Job
Copy out word for word the lines of the items, starting with the line that contains "text-color-alpha-slider[interactable] (1012, 730, 1244, 742)" and ending with the line that contains "slider-knob[interactable] (266, 730, 278, 742)", both included.

---- Task input

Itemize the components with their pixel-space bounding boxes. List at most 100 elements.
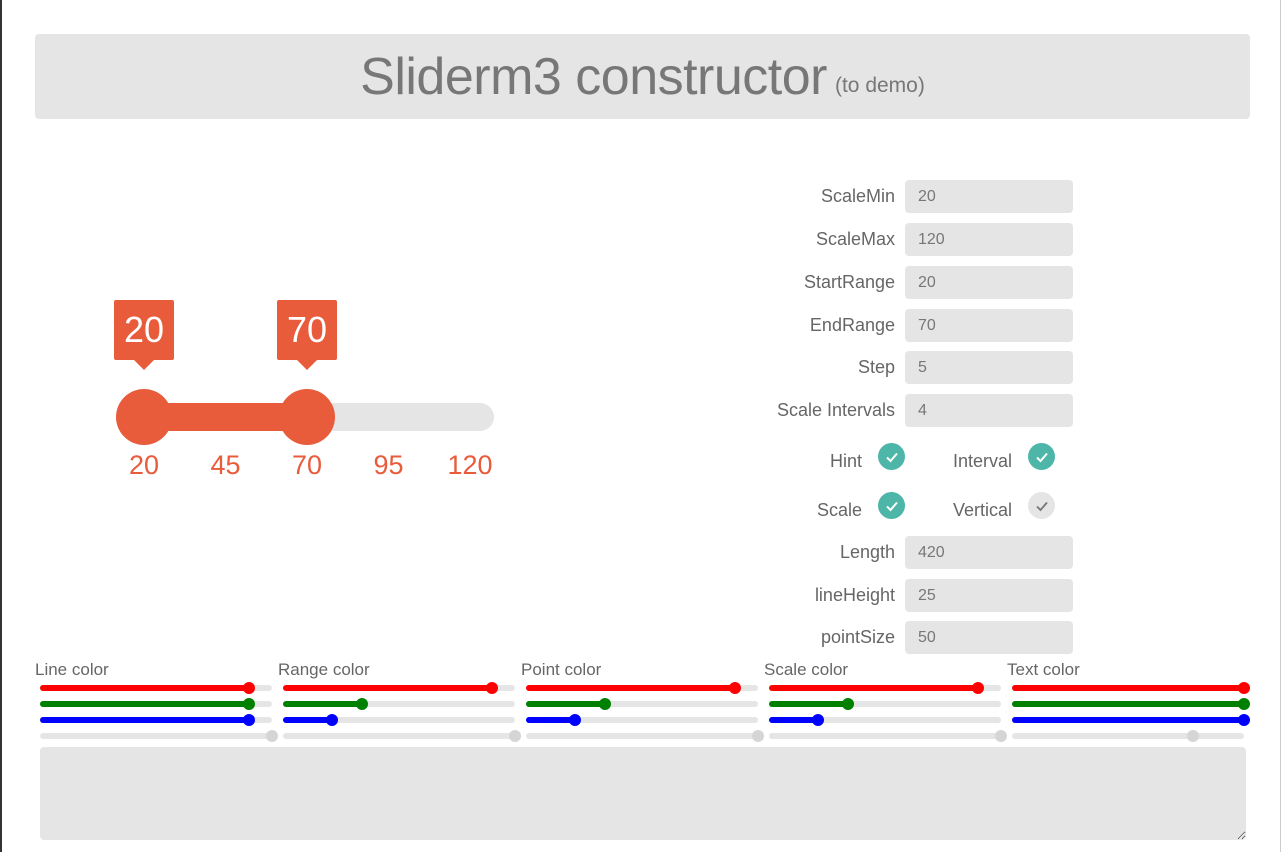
text-color-alpha-slider[interactable] (1012, 730, 1244, 742)
slider-knob[interactable] (971, 682, 984, 694)
length-label: Length (839, 542, 895, 562)
range-color-alpha-slider[interactable] (283, 730, 521, 742)
slider-knob[interactable] (242, 682, 255, 694)
step-label: Step (857, 357, 895, 377)
slider-knob[interactable] (1238, 698, 1250, 710)
demo-link[interactable]: (to demo) (835, 74, 925, 98)
step-input[interactable] (905, 351, 1073, 384)
vertical-toggle-row: Vertical (940, 492, 1180, 526)
start-hint: 20 (114, 300, 174, 370)
line-color-red-slider[interactable] (40, 682, 272, 694)
point-color-blue-slider[interactable] (526, 714, 758, 726)
point-color-red-slider[interactable] (526, 682, 758, 694)
line-height-input[interactable] (905, 579, 1073, 612)
point-color-green-slider[interactable] (526, 698, 758, 710)
length-input[interactable] (905, 536, 1073, 569)
scale-color-green-slider[interactable] (769, 698, 1001, 710)
slider-knob[interactable] (266, 730, 278, 742)
line-color-alpha-slider[interactable] (40, 730, 278, 742)
point-size-input[interactable] (905, 621, 1073, 654)
scale-intervals-label: Scale Intervals (776, 400, 895, 420)
slider-fill (40, 717, 249, 723)
slider-fill (769, 685, 978, 691)
point-color-panel: Point color (521, 658, 764, 743)
range-color-green-slider[interactable] (283, 698, 515, 710)
line-height-label: lineHeight (814, 585, 895, 605)
slider-track (283, 733, 515, 739)
interval-checkbox[interactable] (1028, 443, 1055, 470)
text-color-blue-slider[interactable] (1012, 714, 1250, 726)
scale-intervals-input[interactable] (905, 394, 1073, 427)
point-color-alpha-slider[interactable] (526, 730, 764, 742)
scale-max-label: ScaleMax (815, 229, 895, 249)
end-thumb[interactable] (279, 389, 335, 445)
scale-min-row: ScaleMin (700, 180, 1080, 214)
scale-color-alpha-slider[interactable] (769, 730, 1007, 742)
slider-knob[interactable] (242, 714, 255, 726)
slider-track (526, 733, 758, 739)
line-color-blue-slider[interactable] (40, 714, 272, 726)
range-color-blue-slider[interactable] (283, 714, 515, 726)
slider-knob[interactable] (752, 730, 764, 742)
slider-fill (1012, 701, 1244, 707)
slider-fill (526, 717, 575, 723)
slider-knob[interactable] (811, 714, 824, 726)
output-textarea[interactable] (40, 747, 1246, 840)
check-icon (885, 452, 898, 462)
range-color-label: Range color (278, 660, 370, 679)
scale-label[interactable]: 20 (129, 450, 159, 481)
vertical-checkbox[interactable] (1028, 492, 1055, 519)
slider-knob[interactable] (325, 714, 338, 726)
start-range-label: StartRange (803, 272, 895, 292)
slider-fill (526, 701, 605, 707)
page-header: Sliderm3 constructor (to demo) (35, 34, 1250, 119)
scale-label[interactable]: 120 (447, 450, 492, 481)
scale-color-label: Scale color (764, 660, 849, 679)
start-range-input[interactable] (905, 266, 1073, 299)
slider-fill (283, 717, 332, 723)
text-color-red-slider[interactable] (1012, 682, 1250, 694)
scale-label[interactable]: 45 (210, 450, 240, 481)
text-color-green-slider[interactable] (1012, 698, 1250, 710)
scale-intervals-row: Scale Intervals (700, 394, 1080, 428)
page-title: Sliderm3 constructor (360, 47, 827, 106)
end-range-label: EndRange (809, 315, 895, 335)
step-row: Step (700, 351, 1080, 385)
interval-toggle-row: Interval (940, 443, 1180, 477)
slider-knob[interactable] (728, 682, 741, 694)
slider-fill (526, 685, 735, 691)
check-icon (1035, 452, 1048, 462)
scale-label[interactable]: 70 (292, 450, 322, 481)
scale-min-label: ScaleMin (820, 186, 895, 206)
point-size-row: pointSize (700, 621, 1080, 655)
scale-max-input[interactable] (905, 223, 1073, 256)
end-range-input[interactable] (905, 309, 1073, 342)
slider-knob[interactable] (355, 698, 368, 710)
check-icon (885, 501, 898, 511)
slider-knob[interactable] (841, 698, 854, 710)
scale-color-blue-slider[interactable] (769, 714, 1001, 726)
slider-knob[interactable] (995, 730, 1007, 742)
scale-color-red-slider[interactable] (769, 682, 1001, 694)
slider-knob[interactable] (598, 698, 611, 710)
scale-min-input[interactable] (905, 180, 1073, 213)
scale-checkbox[interactable] (878, 492, 905, 519)
hint-checkbox[interactable] (878, 443, 905, 470)
range-color-red-slider[interactable] (283, 682, 515, 694)
end-hint: 70 (277, 300, 337, 370)
slider-knob[interactable] (242, 698, 255, 710)
window-edge (0, 0, 2, 852)
line-color-green-slider[interactable] (40, 698, 272, 710)
line-height-row: lineHeight (700, 579, 1080, 613)
slider-fill (283, 701, 362, 707)
end-range-row: EndRange (700, 309, 1080, 343)
start-thumb[interactable] (116, 389, 172, 445)
slider-knob[interactable] (485, 682, 498, 694)
slider-knob[interactable] (1238, 714, 1250, 726)
scale-label[interactable]: 95 (373, 450, 403, 481)
slider-knob[interactable] (1238, 682, 1250, 694)
slider-knob[interactable] (1186, 730, 1199, 742)
slider-track (40, 733, 272, 739)
slider-knob[interactable] (509, 730, 521, 742)
slider-knob[interactable] (568, 714, 581, 726)
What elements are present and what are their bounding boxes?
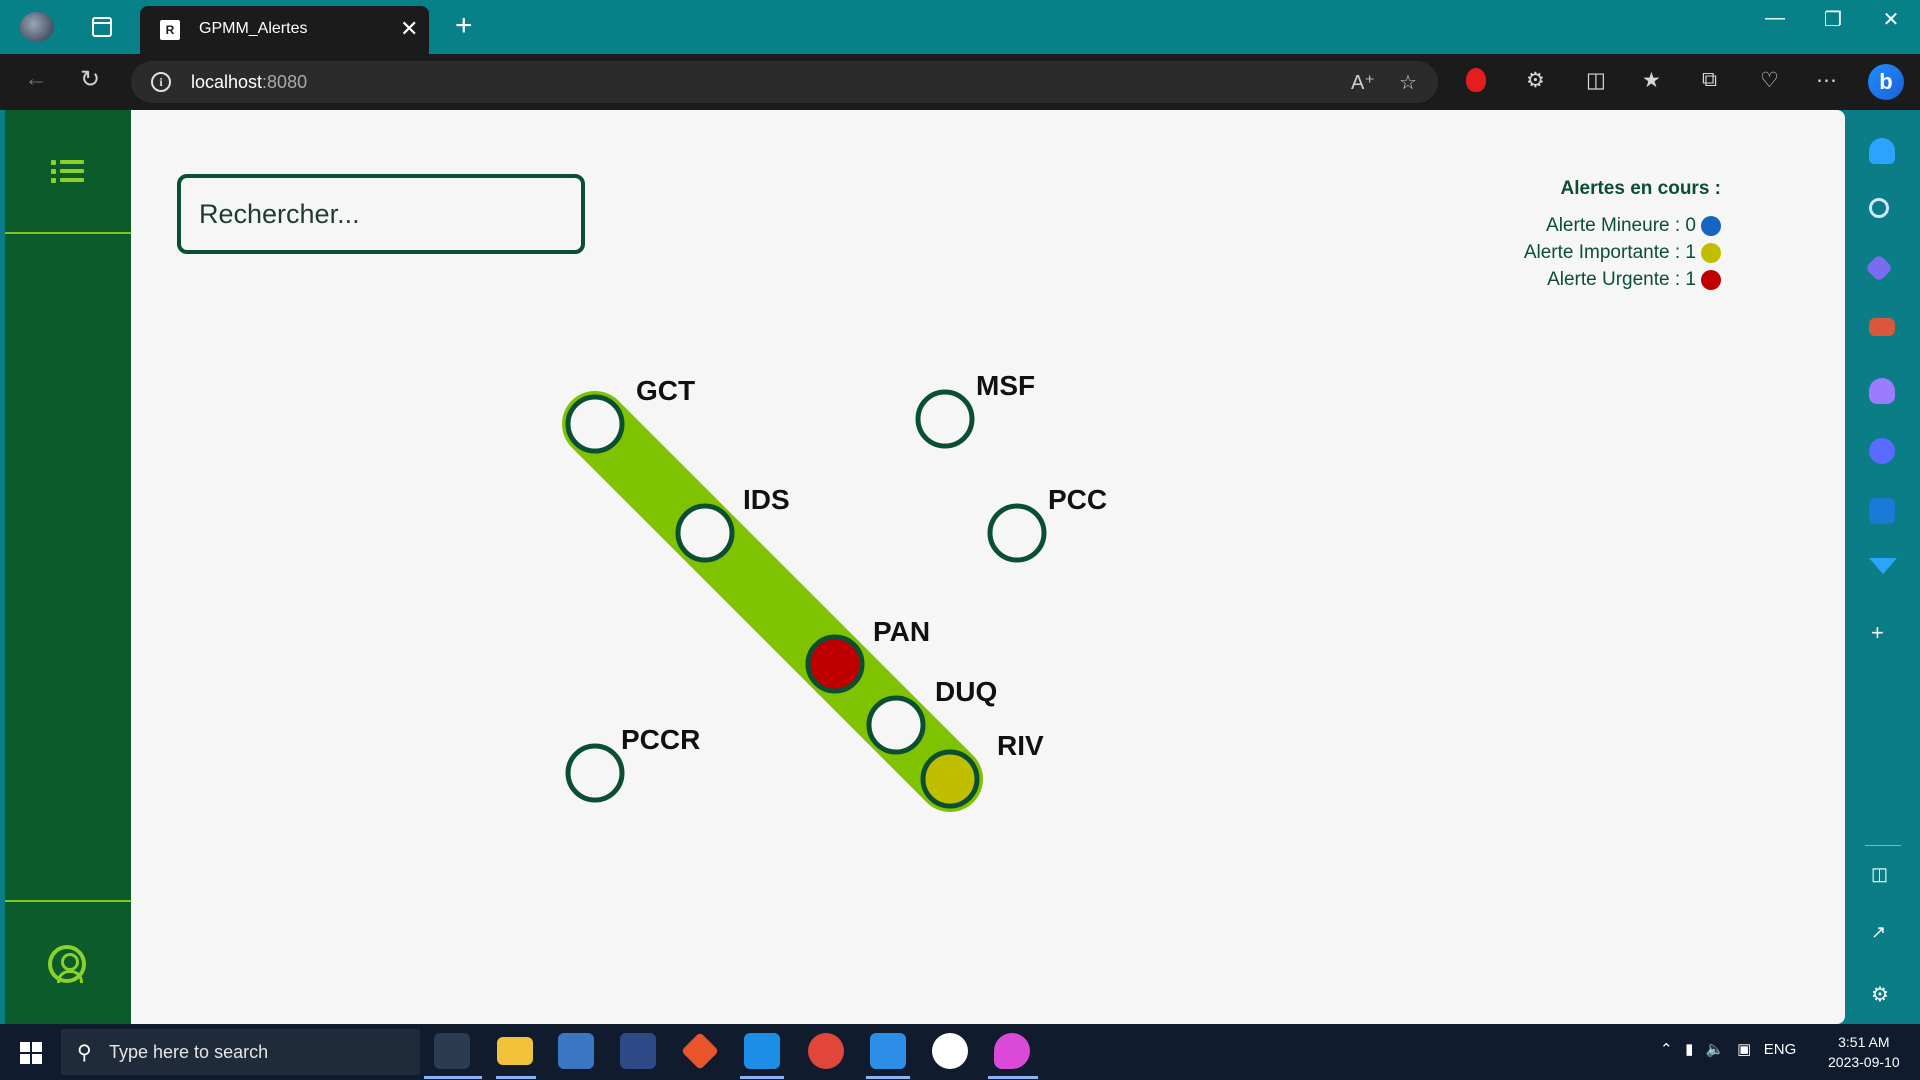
split-screen-icon[interactable]: ◫ xyxy=(1586,68,1606,93)
minimize-icon[interactable]: — xyxy=(1752,7,1798,30)
microsoft-365-icon[interactable] xyxy=(1869,438,1895,464)
station-pcc[interactable]: PCC xyxy=(987,484,1107,563)
shopping-tag-icon[interactable] xyxy=(1864,253,1894,283)
tools-briefcase-icon[interactable] xyxy=(1869,318,1895,336)
open-external-icon[interactable]: ↗ xyxy=(1871,922,1886,943)
station-marker[interactable] xyxy=(920,749,980,809)
network-icon[interactable]: ▣ xyxy=(1737,1041,1751,1058)
station-network-map: GCT IDS PAN DUQ RIV MSF PCC PCCR xyxy=(562,370,1107,812)
git-app-icon[interactable] xyxy=(680,1031,720,1071)
battery-icon[interactable]: ▮ xyxy=(1685,1041,1693,1058)
station-label: PCC xyxy=(1048,484,1107,515)
sidebar-divider xyxy=(1865,845,1901,846)
hide-sidebar-icon[interactable]: ◫ xyxy=(1871,864,1888,885)
file-explorer-icon[interactable] xyxy=(497,1037,533,1065)
chrome-icon[interactable] xyxy=(808,1033,844,1069)
windows-start-icon[interactable] xyxy=(20,1042,42,1064)
adblock-extension-icon[interactable] xyxy=(1466,68,1486,92)
send-drop-icon[interactable] xyxy=(1869,558,1897,574)
games-icon[interactable] xyxy=(1869,378,1895,404)
extensions-icon[interactable]: ⚙ xyxy=(1526,68,1545,93)
add-icon[interactable]: + xyxy=(1871,620,1884,646)
favorite-star-icon[interactable]: ☆ xyxy=(1399,70,1417,95)
url-port: :8080 xyxy=(262,72,308,92)
mail-icon[interactable] xyxy=(870,1033,906,1069)
station-marker[interactable] xyxy=(866,695,926,755)
close-tab-icon[interactable]: ✕ xyxy=(400,16,418,42)
system-tray: ⌃ ▮ 🔈 ▣ ENG xyxy=(1660,1040,1796,1058)
edge-app-icon[interactable] xyxy=(434,1033,470,1069)
back-icon[interactable]: ← xyxy=(24,65,48,93)
station-marker[interactable] xyxy=(675,503,735,563)
station-label: RIV xyxy=(997,730,1044,761)
url-host: localhost xyxy=(191,72,263,92)
browser-toolbar: ← ↻ i localhost:8080 A⁺ ☆ ⚙ ◫ ★ ⧉ ♡ ⋯ b xyxy=(0,54,1920,110)
profile-avatar[interactable] xyxy=(20,12,54,42)
station-label: IDS xyxy=(743,484,790,515)
close-window-icon[interactable]: ✕ xyxy=(1868,7,1914,32)
windows-taskbar: ⚲ Type here to search ⌃ ▮ 🔈 ▣ ENG 3:51 A… xyxy=(0,1024,1920,1080)
site-info-icon[interactable]: i xyxy=(151,72,171,92)
language-indicator[interactable]: ENG xyxy=(1764,1041,1797,1058)
vscode-icon[interactable] xyxy=(744,1033,780,1069)
ubisoft-icon[interactable] xyxy=(932,1033,968,1069)
powershell-icon[interactable] xyxy=(620,1033,656,1069)
copilot-icon[interactable]: b xyxy=(1868,64,1904,100)
more-menu-icon[interactable]: ⋯ xyxy=(1816,68,1837,93)
station-label: DUQ xyxy=(935,676,997,707)
station-marker[interactable] xyxy=(987,503,1047,563)
tab-favicon-icon: R xyxy=(160,20,180,40)
station-pccr[interactable]: PCCR xyxy=(565,724,700,803)
web-page: Alertes en cours : Alerte Mineure : 0 Al… xyxy=(5,110,1845,1024)
clock-date: 2023-09-10 xyxy=(1828,1054,1900,1070)
browser-tab-strip: R GPMM_Alertes ✕ + — ❐ ✕ xyxy=(0,0,1920,54)
refresh-icon[interactable]: ↻ xyxy=(80,65,100,94)
station-marker[interactable] xyxy=(565,394,625,454)
address-bar[interactable]: i localhost:8080 A⁺ ☆ xyxy=(131,61,1438,103)
notifications-bell-icon[interactable] xyxy=(1869,138,1895,164)
new-tab-button[interactable]: + xyxy=(455,9,473,43)
browser-essentials-icon[interactable]: ♡ xyxy=(1760,68,1779,93)
show-hidden-icons-icon[interactable]: ⌃ xyxy=(1660,1041,1673,1058)
favorites-icon[interactable]: ★ xyxy=(1642,68,1661,93)
remote-desktop-icon[interactable] xyxy=(558,1033,594,1069)
tab-title: GPMM_Alertes xyxy=(199,20,308,37)
paint-app-icon[interactable] xyxy=(994,1033,1030,1069)
collections-icon[interactable]: ⧉ xyxy=(1702,68,1717,92)
clock-time: 3:51 AM xyxy=(1838,1034,1890,1050)
edge-sidebar: + ◫ ↗ ⚙ xyxy=(1845,110,1920,1024)
taskbar-clock[interactable]: 3:51 AM 2023-09-10 xyxy=(1828,1032,1900,1072)
station-marker[interactable] xyxy=(565,743,625,803)
station-label: PCCR xyxy=(621,724,700,755)
station-marker[interactable] xyxy=(805,634,865,694)
station-label: PAN xyxy=(873,616,930,647)
url-text[interactable]: localhost:8080 xyxy=(191,72,307,93)
taskbar-search-placeholder: Type here to search xyxy=(109,1042,269,1062)
station-label: GCT xyxy=(636,375,695,406)
taskbar-search[interactable]: ⚲ Type here to search xyxy=(61,1029,420,1075)
volume-muted-icon[interactable]: 🔈 xyxy=(1706,1041,1725,1058)
search-icon[interactable] xyxy=(1869,198,1889,218)
read-aloud-icon[interactable]: A⁺ xyxy=(1351,70,1375,95)
settings-gear-icon[interactable]: ⚙ xyxy=(1871,982,1889,1007)
browser-tab[interactable]: R GPMM_Alertes ✕ xyxy=(140,6,429,54)
restore-icon[interactable]: ❐ xyxy=(1810,7,1856,32)
station-marker[interactable] xyxy=(915,389,975,449)
station-msf[interactable]: MSF xyxy=(915,370,1035,449)
outlook-icon[interactable] xyxy=(1869,498,1895,524)
station-label: MSF xyxy=(976,370,1035,401)
search-icon: ⚲ xyxy=(77,1042,92,1064)
tab-actions-icon[interactable] xyxy=(92,17,112,37)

--------

Result below
text-color-alpha-slider[interactable] (1012, 730, 1244, 742)
slider-knob[interactable] (971, 682, 984, 694)
length-label: Length (839, 542, 895, 562)
range-color-alpha-slider[interactable] (283, 730, 521, 742)
slider-knob[interactable] (242, 682, 255, 694)
step-label: Step (857, 357, 895, 377)
slider-knob[interactable] (1238, 698, 1250, 710)
demo-link[interactable]: (to demo) (835, 74, 925, 98)
step-input[interactable] (905, 351, 1073, 384)
vertical-toggle-row: Vertical (940, 492, 1180, 526)
start-hint: 20 (114, 300, 174, 370)
line-color-red-slider[interactable] (40, 682, 272, 694)
point-color-blue-slider[interactable] (526, 714, 758, 726)
point-color-red-slider[interactable] (526, 682, 758, 694)
line-height-input[interactable] (905, 579, 1073, 612)
point-color-green-slider[interactable] (526, 698, 758, 710)
length-input[interactable] (905, 536, 1073, 569)
scale-color-green-slider[interactable] (769, 698, 1001, 710)
slider-knob[interactable] (266, 730, 278, 742)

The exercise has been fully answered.